• **What needs to be done**
Sum up the forum post about JVM settings in two sentences.

• **Given text**
Hey Christian, thank you for the quick reply. Looking at our configuration, we noticed we had none of the GC configurations set up.
GET /_nodes/jvm?pretty
showed
"input_arguments" : [
"-Xshare:auto",
"-Des.networkaddress.cache.ttl=60",
"-Des.networkaddress.cache.negative.ttl=10",
"-XX:+AlwaysPreTouch",
"-Xss1m",
"-Djava.awt.headless=true",
"-Dfile.encoding=UTF-8",
"-Djna.nosys=true",
"-XX:-OmitStackTraceInFastThrow",
"-XX:+ShowCodeDetailsInExceptionMessages",
"-Dio.netty.noUnsafe=true",
"-Dio.netty.noKeySetOptimization=true",
"-Dio.netty.recycler.maxCapacityPerThread=0",
"-Dio.netty.allocator.numDirectArenas=0",
"-Dlog4j.shutdownHookEnabled=false",
"-Dlog4j2.disable.jmx=true",
"-Djava.locale.providers=SPI,COMPAT",
"-Xms28g",
"-Xmx28g"
]
We went ahead and copied the default configs from elasticsearch/jvm.options at 7.10 · elastic/elasticsearch · GitHub
Our JVM configs are now the following, and the cluster seems to be doing much better.

• **Information shown**

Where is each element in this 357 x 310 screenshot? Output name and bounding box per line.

• **Solved problem**
Running GET /_nodes/jvm?pretty showed that none of the GC configurations had been set up. The default configs were then copied from the 7.10 elasticsearch/jvm.options file on GitHub, and the cluster seems to be doing much better.